* Start Exercise input *

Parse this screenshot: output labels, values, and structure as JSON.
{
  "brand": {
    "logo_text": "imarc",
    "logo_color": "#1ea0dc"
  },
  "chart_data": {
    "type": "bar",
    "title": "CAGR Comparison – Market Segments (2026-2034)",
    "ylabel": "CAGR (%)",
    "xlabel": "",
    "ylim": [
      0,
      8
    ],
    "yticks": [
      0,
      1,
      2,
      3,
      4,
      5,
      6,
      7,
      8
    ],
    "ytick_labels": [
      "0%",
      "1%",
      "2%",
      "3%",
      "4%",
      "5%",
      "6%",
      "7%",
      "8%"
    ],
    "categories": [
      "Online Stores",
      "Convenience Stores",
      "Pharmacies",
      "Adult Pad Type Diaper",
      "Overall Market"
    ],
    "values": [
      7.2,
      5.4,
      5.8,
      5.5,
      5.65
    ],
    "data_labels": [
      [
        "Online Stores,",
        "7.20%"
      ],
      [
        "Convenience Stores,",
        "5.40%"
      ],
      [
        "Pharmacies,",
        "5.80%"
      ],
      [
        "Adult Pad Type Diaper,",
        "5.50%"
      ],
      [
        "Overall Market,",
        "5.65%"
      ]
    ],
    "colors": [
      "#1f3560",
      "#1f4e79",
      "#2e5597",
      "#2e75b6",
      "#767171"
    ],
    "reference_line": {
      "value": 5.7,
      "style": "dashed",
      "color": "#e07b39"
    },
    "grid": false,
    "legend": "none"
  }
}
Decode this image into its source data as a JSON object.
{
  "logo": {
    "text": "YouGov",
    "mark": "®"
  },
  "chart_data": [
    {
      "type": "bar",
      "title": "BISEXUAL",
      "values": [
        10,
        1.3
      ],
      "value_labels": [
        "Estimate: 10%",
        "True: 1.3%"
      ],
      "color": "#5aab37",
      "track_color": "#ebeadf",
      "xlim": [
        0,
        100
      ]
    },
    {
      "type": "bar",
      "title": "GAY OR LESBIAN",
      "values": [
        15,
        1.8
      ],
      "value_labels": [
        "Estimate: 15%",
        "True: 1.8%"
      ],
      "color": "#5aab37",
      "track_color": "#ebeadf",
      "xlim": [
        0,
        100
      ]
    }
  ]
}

* End Exercise input *

Problem statement: Quote the data above in full, changing nothing.

Complete output:
Parse this screenshot: output labels, values, and structure as JSON.
{
  "brand": {
    "logo_text": "imarc",
    "logo_color": "#1ea0dc"
  },
  "chart_data": {
    "type": "bar",
    "title": "CAGR Comparison – Market Segments (2026-2034)",
    "ylabel": "CAGR (%)",
    "xlabel": "",
    "ylim": [
      0,
      8
    ],
    "yticks": [
      0,
      1,
      2,
      3,
      4,
      5,
      6,
      7,
      8
    ],
    "ytick_labels": [
      "0%",
      "1%",
      "2%",
      "3%",
      "4%",
      "5%",
      "6%",
      "7%",
      "8%"
    ],
    "categories": [
      "Online Stores",
      "Convenience Stores",
      "Pharmacies",
      "Adult Pad Type Diaper",
      "Overall Market"
    ],
    "values": [
      7.2,
      5.4,
      5.8,
      5.5,
      5.65
    ],
    "data_labels": [
      [
        "Online Stores,",
        "7.20%"
      ],
      [
        "Convenience Stores,",
        "5.40%"
      ],
      [
        "Pharmacies,",
        "5.80%"
      ],
      [
        "Adult Pad Type Diaper,",
        "5.50%"
      ],
      [
        "Overall Market,",
        "5.65%"
      ]
    ],
    "colors": [
      "#1f3560",
      "#1f4e79",
      "#2e5597",
      "#2e75b6",
      "#767171"
    ],
    "reference_line": {
      "value": 5.7,
      "style": "dashed",
      "color": "#e07b39"
    },
    "grid": false,
    "legend": "none"
  }
}
Decode this image into its source data as a JSON object.
{
  "logo": {
    "text": "YouGov",
    "mark": "®"
  },
  "chart_data": [
    {
      "type": "bar",
      "title": "BISEXUAL",
      "values": [
        10,
        1.3
      ],
      "value_labels": [
        "Estimate: 10%",
        "True: 1.3%"
      ],
      "color": "#5aab37",
      "track_color": "#ebeadf",
      "xlim": [
        0,
        100
      ]
    },
    {
      "type": "bar",
      "title": "GAY OR LESBIAN",
      "values": [
        15,
        1.8
      ],
      "value_labels": [
        "Estimate: 15%",
        "True: 1.8%"
      ],
      "color": "#5aab37",
      "track_color": "#ebeadf",
      "xlim": [
        0,
        100
      ]
    }
  ]
}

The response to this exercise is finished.